→ The data:

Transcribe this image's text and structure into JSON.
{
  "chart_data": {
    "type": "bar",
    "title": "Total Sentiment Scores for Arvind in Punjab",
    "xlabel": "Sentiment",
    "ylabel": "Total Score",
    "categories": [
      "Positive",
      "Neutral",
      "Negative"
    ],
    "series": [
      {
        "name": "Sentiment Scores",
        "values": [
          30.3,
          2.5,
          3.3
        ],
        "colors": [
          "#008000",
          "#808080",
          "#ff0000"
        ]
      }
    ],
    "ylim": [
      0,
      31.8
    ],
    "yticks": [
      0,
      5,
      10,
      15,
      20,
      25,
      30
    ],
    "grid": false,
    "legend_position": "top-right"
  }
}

→ Written task:
Please repeat the listing exactly, with nothing left out.

→ The completed task:
Transcribe this image's text and structure into JSON.
{
  "chart_data": {
    "type": "bar",
    "title": "Total Sentiment Scores for Arvind in Punjab",
    "xlabel": "Sentiment",
    "ylabel": "Total Score",
    "categories": [
      "Positive",
      "Neutral",
      "Negative"
    ],
    "series": [
      {
        "name": "Sentiment Scores",
        "values": [
          30.3,
          2.5,
          3.3
        ],
        "colors": [
          "#008000",
          "#808080",
          "#ff0000"
        ]
      }
    ],
    "ylim": [
      0,
      31.8
    ],
    "yticks": [
      0,
      5,
      10,
      15,
      20,
      25,
      30
    ],
    "grid": false,
    "legend_position": "top-right"
  }
}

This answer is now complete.